§ PROBLEM TO WORK ON: Make an exact copy of the records, with the images left out.

§ ENTRIES:
--
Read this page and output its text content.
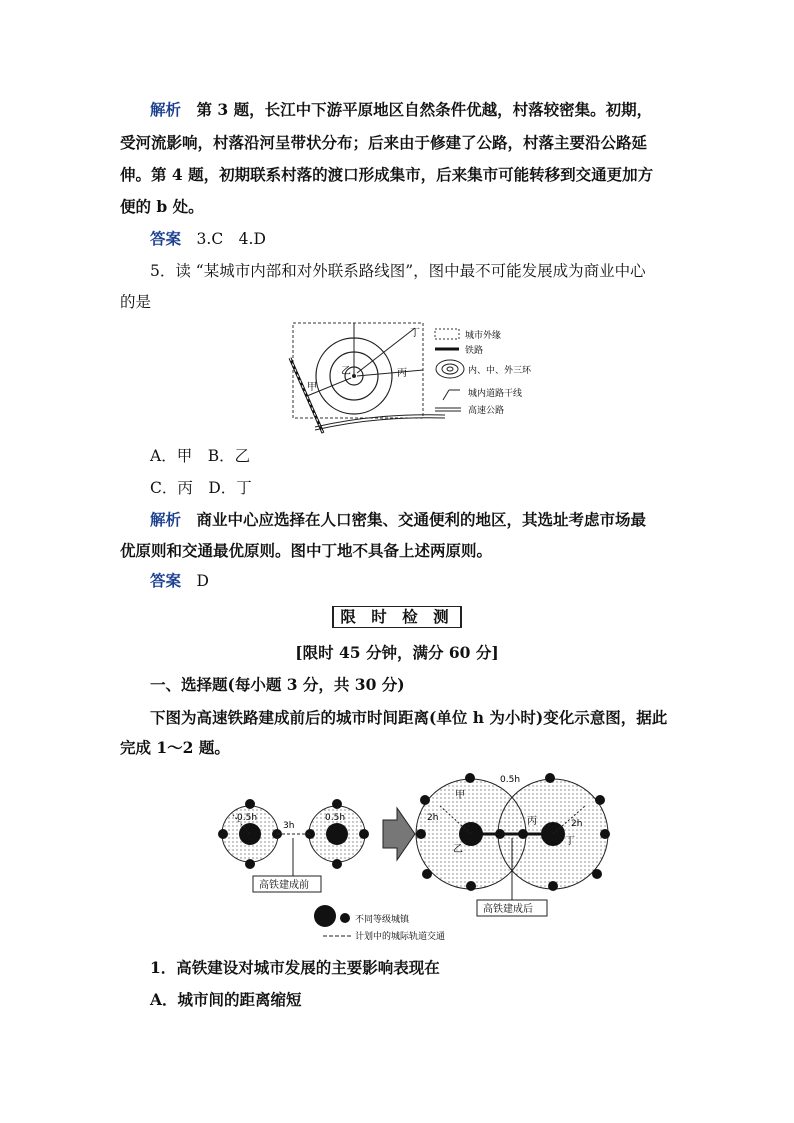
解析　 第 3 题，长江中下游平原地区自然条件优越，村落较密集。初期，
受河流影响，村落沿河呈带状分布；后来由于修建了公路，村落主要沿公路延
伸。第 4 题，初期联系村落的渡口形成集市，后来集市可能转移到交通更加方
便的 b 处。
答案　 3.C　4.D
5．读 “某城市内部和对外联系路线图”，图中最不可能发展成为商业中心
的是
甲
乙	丙
丁	城市外缘
铁路
内、中、外三环
城内道路干线
高速公路
A．甲　B．乙
C．丙　D．丁
解析　 商业中心应选择在人口密集、交通便利的地区，其选址考虑市场最
优原则和交通最优原则。图中丁地不具备上述两原则。
答案　 D
限 时 检 测
[限时 45 分钟，满分 60 分]
一、选择题(每小题 3 分，共 30 分)
下图为高速铁路建成前后的城市时间距离(单位 h 为小时)变化示意图，据此
完成 1～2 题。
0.5h	0.5h
3h
高铁建成前
0.5h
2h
2h
甲
乙
丙
丁
高铁建成后
不同等级城镇
计划中的城际轨道交通
1．高铁建设对城市发展的主要影响表现在
A．城市间的距离缩短
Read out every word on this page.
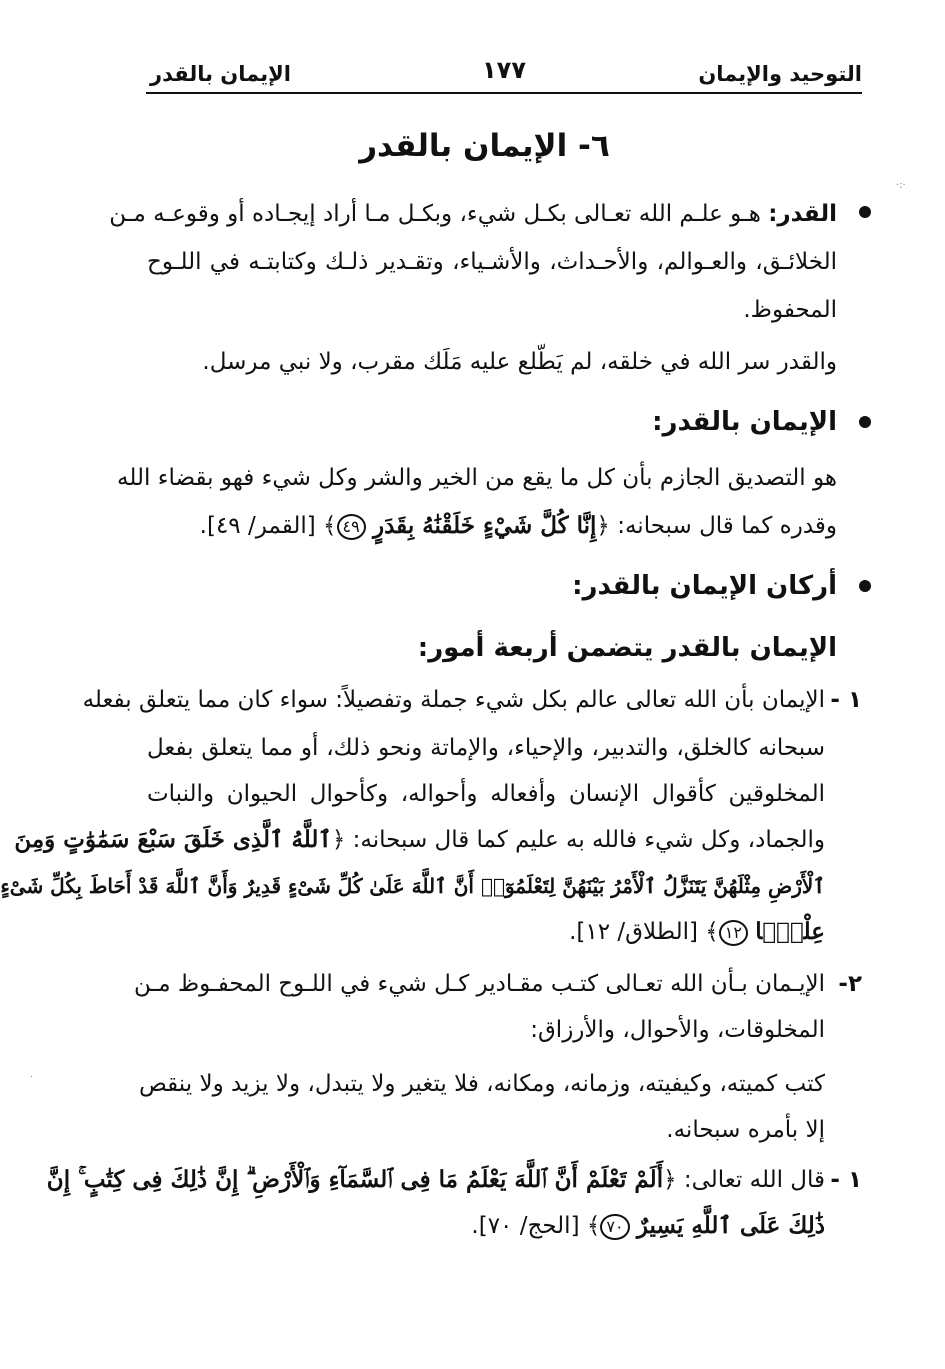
التوحيد والإيمان
١٧٧
الإيمان بالقدر
٦- الإيمان بالقدر
القدر: هـو علـم الله تعـالى بكـل شيء، وبكـل مـا أراد إيجـاده أو وقوعـه مـن
الخلائـق، والعـوالم، والأحـداث، والأشـياء، وتقـدير ذلـك وكتابتـه في اللـوح
المحفوظ.
والقدر سر الله في خلقه، لم يَطّلع عليه مَلَك مقرب، ولا نبي مرسل.
الإيمان بالقدر:
هو التصديق الجازم بأن كل ما يقع من الخير والشر وكل شيء فهو بقضاء الله
وقدره كما قال سبحانه: ﴿إِنَّا كُلَّ شَيْءٍ خَلَقْنَٰهُ بِقَدَرٍ ٤٩﴾ [القمر/ ٤٩].
أركان الإيمان بالقدر:
الإيمان بالقدر يتضمن أربعة أمور:
١ -
الإيمان بأن الله تعالى عالم بكل شيء جملة وتفصيلاً: سواء كان مما يتعلق بفعله
سبحانه كالخلق، والتدبير، والإحياء، والإماتة ونحو ذلك، أو مما يتعلق بفعل
المخلوقين كأقوال الإنسان وأفعاله وأحواله، وكأحوال الحيوان والنبات
والجماد، وكل شيء فالله به عليم كما قال سبحانه: ﴿ٱللَّهُ ٱلَّذِى خَلَقَ سَبْعَ سَمَٰوَٰتٍ وَمِنَ
ٱلْأَرْضِ مِثْلَهُنَّ يَتَنَزَّلُ ٱلْأَمْرُ بَيْنَهُنَّ لِتَعْلَمُوٓا۟ أَنَّ ٱللَّهَ عَلَىٰ كُلِّ شَىْءٍ قَدِيرٌ وَأَنَّ ٱللَّهَ قَدْ أَحَاطَ بِكُلِّ شَىْءٍ
عِلْمًۢا ١٢﴾ [الطلاق/ ١٢].
٢-
الإيـمان بـأن الله تعـالى كتـب مقـادير كـل شيء في اللـوح المحفـوظ مـن
المخلوقات، والأحوال، والأرزاق:
كتب كميته، وكيفيته، وزمانه، ومكانه، فلا يتغير ولا يتبدل، ولا يزيد ولا ينقص
إلا بأمره سبحانه.
١ -
قال الله تعالى: ﴿أَلَمْ تَعْلَمْ أَنَّ ٱللَّهَ يَعْلَمُ مَا فِى ٱلسَّمَآءِ وَٱلْأَرْضِ ۗ إِنَّ ذَٰلِكَ فِى كِتَٰبٍ ۚ إِنَّ
ذَٰلِكَ عَلَى ٱللَّهِ يَسِيرٌ ٧٠﴾ [الحج/ ٧٠].
·:·
·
--
§ EXERCISE OUTPUT:
Read this page and output its text content.
解析　 第 3 题，长江中下游平原地区自然条件优越，村落较密集。初期，
受河流影响，村落沿河呈带状分布；后来由于修建了公路，村落主要沿公路延
伸。第 4 题，初期联系村落的渡口形成集市，后来集市可能转移到交通更加方
便的 b 处。
答案　 3.C　4.D
5．读 “某城市内部和对外联系路线图”，图中最不可能发展成为商业中心
的是
甲
乙	丙
丁	城市外缘
铁路
内、中、外三环
城内道路干线
高速公路
A．甲　B．乙
C．丙　D．丁
解析　 商业中心应选择在人口密集、交通便利的地区，其选址考虑市场最
优原则和交通最优原则。图中丁地不具备上述两原则。
答案　 D
限 时 检 测
[限时 45 分钟，满分 60 分]
一、选择题(每小题 3 分，共 30 分)
下图为高速铁路建成前后的城市时间距离(单位 h 为小时)变化示意图，据此
完成 1～2 题。
0.5h	0.5h
3h
高铁建成前
0.5h
2h
2h
甲
乙
丙
丁
高铁建成后
不同等级城镇
计划中的城际轨道交通
1．高铁建设对城市发展的主要影响表现在
A．城市间的距离缩短
Read out every word on this page.
التوحيد والإيمان
١٧٧
الإيمان بالقدر
٦- الإيمان بالقدر
القدر: هـو علـم الله تعـالى بكـل شيء، وبكـل مـا أراد إيجـاده أو وقوعـه مـن
الخلائـق، والعـوالم، والأحـداث، والأشـياء، وتقـدير ذلـك وكتابتـه في اللـوح
المحفوظ.
والقدر سر الله في خلقه، لم يَطّلع عليه مَلَك مقرب، ولا نبي مرسل.
الإيمان بالقدر:
هو التصديق الجازم بأن كل ما يقع من الخير والشر وكل شيء فهو بقضاء الله
وقدره كما قال سبحانه: ﴿إِنَّا كُلَّ شَيْءٍ خَلَقْنَٰهُ بِقَدَرٍ ٤٩﴾ [القمر/ ٤٩].
أركان الإيمان بالقدر:
الإيمان بالقدر يتضمن أربعة أمور:
١ -
الإيمان بأن الله تعالى عالم بكل شيء جملة وتفصيلاً: سواء كان مما يتعلق بفعله
سبحانه كالخلق، والتدبير، والإحياء، والإماتة ونحو ذلك، أو مما يتعلق بفعل
المخلوقين كأقوال الإنسان وأفعاله وأحواله، وكأحوال الحيوان والنبات
والجماد، وكل شيء فالله به عليم كما قال سبحانه: ﴿ٱللَّهُ ٱلَّذِى خَلَقَ سَبْعَ سَمَٰوَٰتٍ وَمِنَ
ٱلْأَرْضِ مِثْلَهُنَّ يَتَنَزَّلُ ٱلْأَمْرُ بَيْنَهُنَّ لِتَعْلَمُوٓا۟ أَنَّ ٱللَّهَ عَلَىٰ كُلِّ شَىْءٍ قَدِيرٌ وَأَنَّ ٱللَّهَ قَدْ أَحَاطَ بِكُلِّ شَىْءٍ
عِلْمًۢا ١٢﴾ [الطلاق/ ١٢].
٢-
الإيـمان بـأن الله تعـالى كتـب مقـادير كـل شيء في اللـوح المحفـوظ مـن
المخلوقات، والأحوال، والأرزاق:
كتب كميته، وكيفيته، وزمانه، ومكانه، فلا يتغير ولا يتبدل، ولا يزيد ولا ينقص
إلا بأمره سبحانه.
١ -
قال الله تعالى: ﴿أَلَمْ تَعْلَمْ أَنَّ ٱللَّهَ يَعْلَمُ مَا فِى ٱلسَّمَآءِ وَٱلْأَرْضِ ۗ إِنَّ ذَٰلِكَ فِى كِتَٰبٍ ۚ إِنَّ
ذَٰلِكَ عَلَى ٱللَّهِ يَسِيرٌ ٧٠﴾ [الحج/ ٧٠].
·:·
·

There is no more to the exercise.